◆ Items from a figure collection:
----

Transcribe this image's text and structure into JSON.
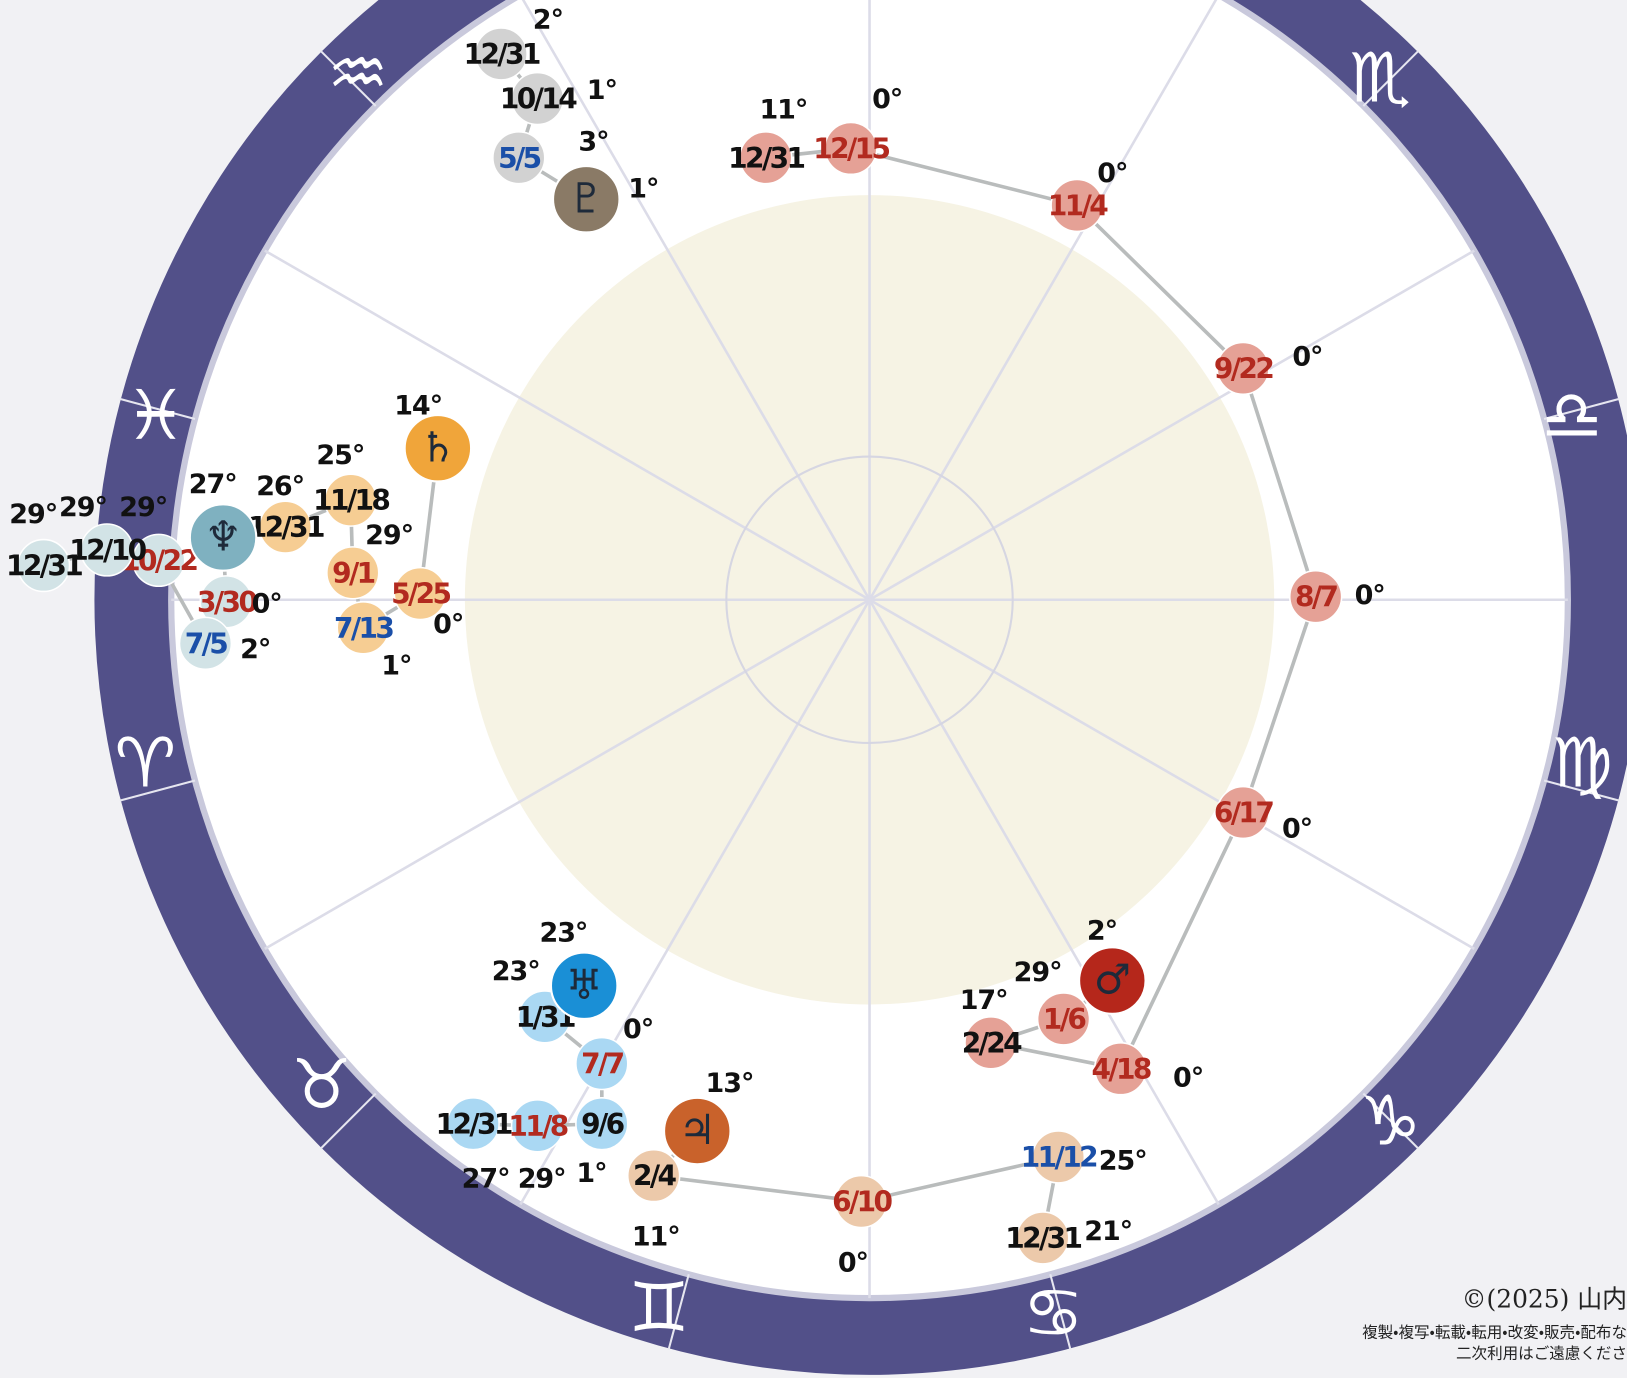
{
  "zodiac": [
    "♒",
    "♏",
    "♎",
    "♍",
    "♑",
    "♋",
    "♊",
    "♉",
    "♈",
    "♓"
  ],
  "tracks": [
    {
      "glyph": "♇",
      "glyph_degree": "1°",
      "points": [
        {
          "date": "12/31",
          "degree": "2°",
          "color": "#111"
        },
        {
          "date": "10/14",
          "degree": "1°",
          "color": "#111"
        },
        {
          "date": "5/5",
          "degree": "3°",
          "color": "#1a4fa8"
        }
      ]
    },
    {
      "glyph": "♂",
      "glyph_degree": "2°",
      "points": [
        {
          "date": "12/31",
          "degree": "11°",
          "color": "#111"
        },
        {
          "date": "12/15",
          "degree": "0°",
          "color": "#b22a1f"
        },
        {
          "date": "11/4",
          "degree": "0°",
          "color": "#b22a1f"
        },
        {
          "date": "9/22",
          "degree": "0°",
          "color": "#b22a1f"
        },
        {
          "date": "8/7",
          "degree": "0°",
          "color": "#b22a1f"
        },
        {
          "date": "6/17",
          "degree": "0°",
          "color": "#b22a1f"
        },
        {
          "date": "4/18",
          "degree": "0°",
          "color": "#b22a1f"
        },
        {
          "date": "2/24",
          "degree": "17°",
          "color": "#111"
        },
        {
          "date": "1/6",
          "degree": "29°",
          "color": "#b22a1f"
        }
      ]
    },
    {
      "glyph": "♄",
      "glyph_degree": "14°",
      "points": [
        {
          "date": "11/18",
          "degree": "25°",
          "color": "#111"
        },
        {
          "date": "12/31",
          "degree": "26°",
          "color": "#111"
        },
        {
          "date": "9/1",
          "degree": "29°",
          "color": "#b22a1f"
        },
        {
          "date": "5/25",
          "degree": "0°",
          "color": "#b22a1f"
        },
        {
          "date": "7/13",
          "degree": "1°",
          "color": "#1a4fa8"
        }
      ]
    },
    {
      "glyph": "♆",
      "glyph_degree": "27°",
      "points": [
        {
          "date": "3/30",
          "degree": "0°",
          "color": "#b22a1f"
        },
        {
          "date": "7/5",
          "degree": "2°",
          "color": "#1a4fa8"
        },
        {
          "date": "10/22",
          "degree": "29°",
          "color": "#b22a1f"
        },
        {
          "date": "12/10",
          "degree": "29°",
          "color": "#111"
        },
        {
          "date": "12/31",
          "degree": "29°",
          "color": "#111"
        }
      ]
    },
    {
      "glyph": "♅",
      "glyph_degree": "23°",
      "points": [
        {
          "date": "1/31",
          "degree": "23°",
          "color": "#111"
        },
        {
          "date": "7/7",
          "degree": "0°",
          "color": "#b22a1f"
        },
        {
          "date": "9/6",
          "degree": "1°",
          "color": "#111"
        },
        {
          "date": "11/8",
          "degree": "29°",
          "color": "#b22a1f"
        },
        {
          "date": "12/31",
          "degree": "27°",
          "color": "#111"
        }
      ]
    },
    {
      "glyph": "♃",
      "glyph_degree": "13°",
      "points": [
        {
          "date": "2/4",
          "degree": "11°",
          "color": "#111"
        },
        {
          "date": "6/10",
          "degree": "0°",
          "color": "#b22a1f"
        },
        {
          "date": "11/12",
          "degree": "25°",
          "color": "#1a4fa8"
        },
        {
          "date": "12/31",
          "degree": "21°",
          "color": "#111"
        }
      ]
    }
  ],
  "copyright": {
    "line1": "©(2025) 山内",
    "line2": "複製・複写・転載・転用・改変・販売・配布な",
    "line3": "二次利用はご遠慮くださ"
  }
}
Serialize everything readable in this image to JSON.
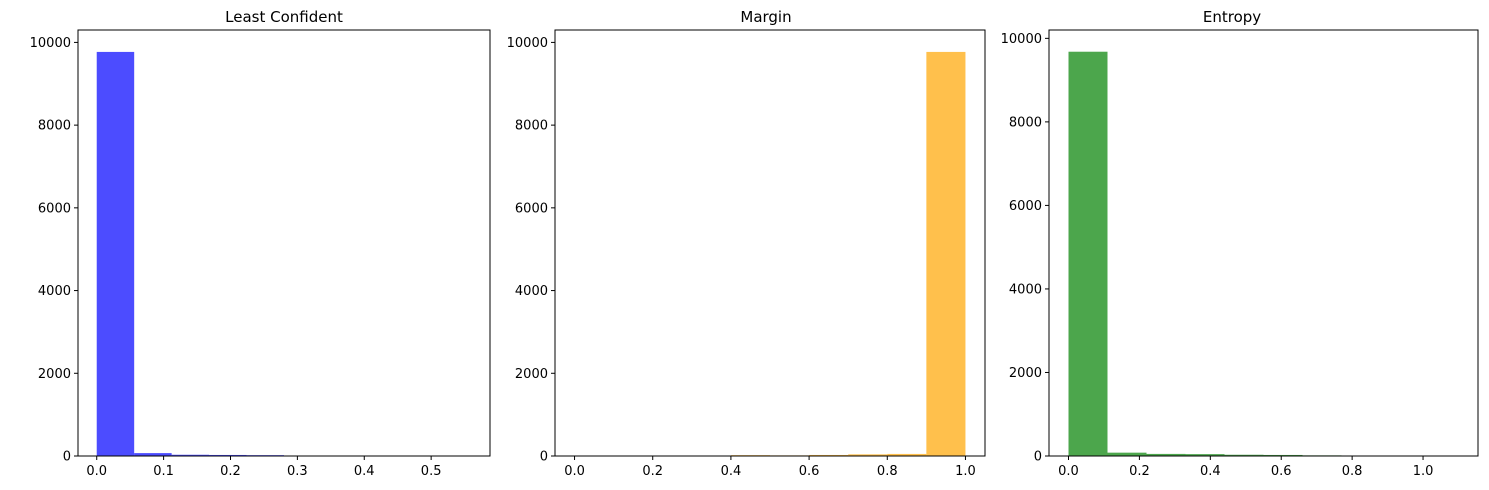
{
  "chart_data": [
    {
      "type": "bar",
      "title": "Least Confident",
      "color": "#0000ff",
      "opacity": 0.7,
      "xlim": [
        -0.028,
        0.588
      ],
      "ylim": [
        0,
        10300
      ],
      "xticks": [
        0.0,
        0.1,
        0.2,
        0.3,
        0.4,
        0.5
      ],
      "xtick_labels": [
        "0.0",
        "0.1",
        "0.2",
        "0.3",
        "0.4",
        "0.5"
      ],
      "yticks": [
        0,
        2000,
        4000,
        6000,
        8000,
        10000
      ],
      "ytick_labels": [
        "0",
        "2000",
        "4000",
        "6000",
        "8000",
        "10000"
      ],
      "bin_edges": [
        0.0,
        0.056,
        0.112,
        0.168,
        0.224,
        0.28,
        0.336,
        0.392,
        0.448,
        0.504,
        0.56
      ],
      "values": [
        9770,
        70,
        30,
        25,
        20,
        5,
        3,
        2,
        1,
        1
      ]
    },
    {
      "type": "bar",
      "title": "Margin",
      "color": "#ffa500",
      "opacity": 0.7,
      "xlim": [
        -0.05,
        1.05
      ],
      "ylim": [
        0,
        10300
      ],
      "xticks": [
        0.0,
        0.2,
        0.4,
        0.6,
        0.8,
        1.0
      ],
      "xtick_labels": [
        "0.0",
        "0.2",
        "0.4",
        "0.6",
        "0.8",
        "1.0"
      ],
      "yticks": [
        0,
        2000,
        4000,
        6000,
        8000,
        10000
      ],
      "ytick_labels": [
        "0",
        "2000",
        "4000",
        "6000",
        "8000",
        "10000"
      ],
      "bin_edges": [
        0.0,
        0.1,
        0.2,
        0.3,
        0.4,
        0.5,
        0.6,
        0.7,
        0.8,
        0.9,
        1.0
      ],
      "values": [
        5,
        5,
        5,
        10,
        20,
        15,
        25,
        40,
        50,
        9770
      ]
    },
    {
      "type": "bar",
      "title": "Entropy",
      "color": "#008000",
      "opacity": 0.7,
      "xlim": [
        -0.055,
        1.155
      ],
      "ylim": [
        0,
        10200
      ],
      "xticks": [
        0.0,
        0.2,
        0.4,
        0.6,
        0.8,
        1.0
      ],
      "xtick_labels": [
        "0.0",
        "0.2",
        "0.4",
        "0.6",
        "0.8",
        "1.0"
      ],
      "yticks": [
        0,
        2000,
        4000,
        6000,
        8000,
        10000
      ],
      "ytick_labels": [
        "0",
        "2000",
        "4000",
        "6000",
        "8000",
        "10000"
      ],
      "bin_edges": [
        0.0,
        0.11,
        0.22,
        0.33,
        0.44,
        0.55,
        0.66,
        0.77,
        0.88,
        0.99,
        1.1
      ],
      "values": [
        9680,
        80,
        50,
        45,
        30,
        25,
        15,
        8,
        5,
        3
      ]
    }
  ]
}
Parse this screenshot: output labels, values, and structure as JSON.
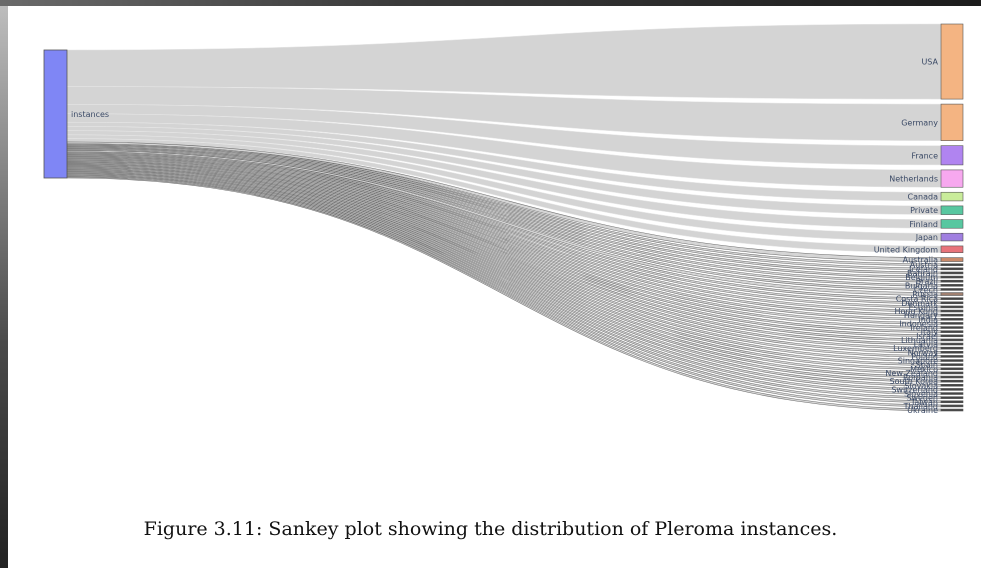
{
  "caption": "Figure 3.11: Sankey plot showing the distribution of Pleroma instances.",
  "chart_data": {
    "type": "sankey",
    "source": {
      "name": "instances",
      "color": "#7f86f5"
    },
    "targets": [
      {
        "name": "USA",
        "value": 78,
        "color": "#f4b482"
      },
      {
        "name": "Germany",
        "value": 38,
        "color": "#f4b482"
      },
      {
        "name": "France",
        "value": 20,
        "color": "#b084f0"
      },
      {
        "name": "Netherlands",
        "value": 18,
        "color": "#f7a8ef"
      },
      {
        "name": "Canada",
        "value": 9,
        "color": "#c9ec9a"
      },
      {
        "name": "Private",
        "value": 9,
        "color": "#58c7a0"
      },
      {
        "name": "Finland",
        "value": 9,
        "color": "#58c7a0"
      },
      {
        "name": "Japan",
        "value": 8,
        "color": "#a07fe0"
      },
      {
        "name": "United Kingdom",
        "value": 7,
        "color": "#e8737a"
      },
      {
        "name": "Australia",
        "value": 4,
        "color": "#c98a6a"
      },
      {
        "name": "Austria",
        "value": 2,
        "color": "#444444"
      },
      {
        "name": "Iceland",
        "value": 2,
        "color": "#444444"
      },
      {
        "name": "Bahrain",
        "value": 2,
        "color": "#444444"
      },
      {
        "name": "Belgium",
        "value": 2,
        "color": "#444444"
      },
      {
        "name": "Brazil",
        "value": 2,
        "color": "#444444"
      },
      {
        "name": "Bulgaria",
        "value": 2,
        "color": "#444444"
      },
      {
        "name": "Czech",
        "value": 2,
        "color": "#444444"
      },
      {
        "name": "Russia",
        "value": 3,
        "color": "#a08070"
      },
      {
        "name": "Costa Rica",
        "value": 2,
        "color": "#444444"
      },
      {
        "name": "Denmark",
        "value": 2,
        "color": "#444444"
      },
      {
        "name": "Estonia",
        "value": 2,
        "color": "#444444"
      },
      {
        "name": "Hong Kong",
        "value": 2,
        "color": "#444444"
      },
      {
        "name": "Hungary",
        "value": 2,
        "color": "#444444"
      },
      {
        "name": "India",
        "value": 2,
        "color": "#444444"
      },
      {
        "name": "Indonesia",
        "value": 2,
        "color": "#444444"
      },
      {
        "name": "Ireland",
        "value": 2,
        "color": "#444444"
      },
      {
        "name": "Italy",
        "value": 2,
        "color": "#444444"
      },
      {
        "name": "Israel",
        "value": 2,
        "color": "#444444"
      },
      {
        "name": "Lithuania",
        "value": 2,
        "color": "#444444"
      },
      {
        "name": "Latvia",
        "value": 2,
        "color": "#444444"
      },
      {
        "name": "Luxemberg",
        "value": 2,
        "color": "#444444"
      },
      {
        "name": "Norway",
        "value": 2,
        "color": "#444444"
      },
      {
        "name": "Poland",
        "value": 2,
        "color": "#444444"
      },
      {
        "name": "Singapore",
        "value": 2,
        "color": "#444444"
      },
      {
        "name": "Spain",
        "value": 2,
        "color": "#444444"
      },
      {
        "name": "Mexico",
        "value": 2,
        "color": "#444444"
      },
      {
        "name": "New Zealand",
        "value": 2,
        "color": "#444444"
      },
      {
        "name": "Romania",
        "value": 2,
        "color": "#444444"
      },
      {
        "name": "South Korea",
        "value": 2,
        "color": "#444444"
      },
      {
        "name": "Slovakia",
        "value": 2,
        "color": "#444444"
      },
      {
        "name": "Switzerland",
        "value": 2,
        "color": "#444444"
      },
      {
        "name": "Slovenia",
        "value": 2,
        "color": "#444444"
      },
      {
        "name": "Sweden",
        "value": 2,
        "color": "#444444"
      },
      {
        "name": "Taiwan",
        "value": 2,
        "color": "#444444"
      },
      {
        "name": "Thailand",
        "value": 2,
        "color": "#444444"
      },
      {
        "name": "Ukraine",
        "value": 2,
        "color": "#444444"
      }
    ]
  }
}
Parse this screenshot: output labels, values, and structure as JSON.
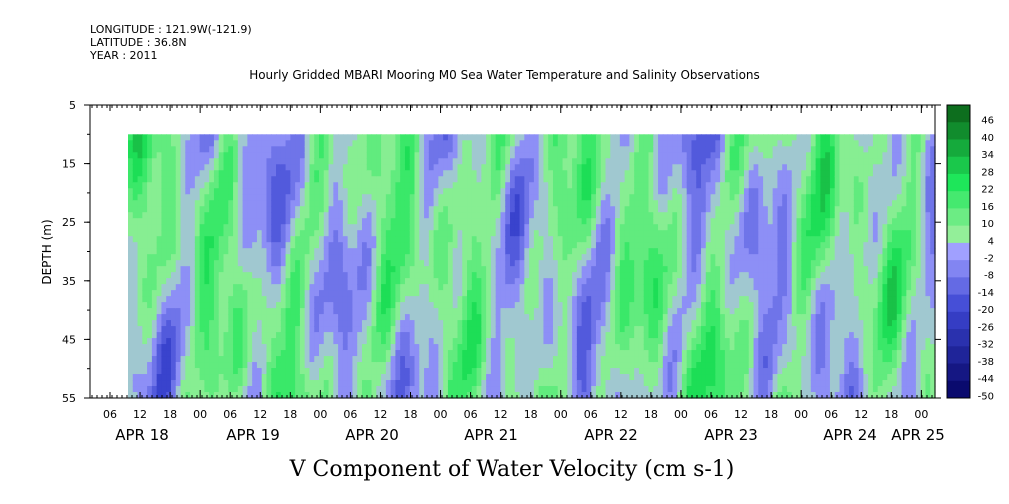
{
  "header": {
    "longitude": "LONGITUDE : 121.9W(-121.9)",
    "latitude": "LATITUDE : 36.8N",
    "year": "YEAR : 2011"
  },
  "chart_data": {
    "type": "heatmap",
    "title": "Hourly Gridded MBARI Mooring M0 Sea Water Temperature and Salinity Observations",
    "xlabel": "",
    "ylabel": "DEPTH (m)",
    "colorbar_label": "V Component of Water Velocity (cm s-1)",
    "y_ticks": [
      "5",
      "15",
      "25",
      "35",
      "45",
      "55"
    ],
    "y_range": [
      5,
      55
    ],
    "y_inverted": true,
    "data_depth_range": [
      10,
      55
    ],
    "hour_ticks": [
      "06",
      "12",
      "18",
      "00",
      "06",
      "12",
      "18",
      "00",
      "06",
      "12",
      "18",
      "00",
      "06",
      "12",
      "18",
      "00",
      "06",
      "12",
      "18",
      "00",
      "06",
      "12",
      "18",
      "00",
      "06",
      "12",
      "18",
      "00"
    ],
    "date_ticks": [
      "APR 18",
      "APR 19",
      "APR 20",
      "APR 21",
      "APR 22",
      "APR 23",
      "APR 24",
      "APR 25"
    ],
    "colorbar_ticks": [
      "46",
      "40",
      "34",
      "28",
      "22",
      "16",
      "10",
      "4",
      "-2",
      "-8",
      "-14",
      "-20",
      "-26",
      "-32",
      "-38",
      "-44",
      "-50"
    ],
    "colorbar_range": [
      -50,
      50
    ],
    "colors": {
      "strong_negative": "#0a0a6e",
      "negative": "#3c46d2",
      "weak_negative": "#a0a0ff",
      "weak_positive": "#a0f0a0",
      "positive": "#1ee65a",
      "strong_positive": "#0a5a14"
    },
    "grid": false
  }
}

----

◆ Problem:
In the listing, find all lines with the string "image" and copy them.

◆ Expected answer:
Transcribe this image's text and structure into JSON.
Serialize everything readable in this image to JSON.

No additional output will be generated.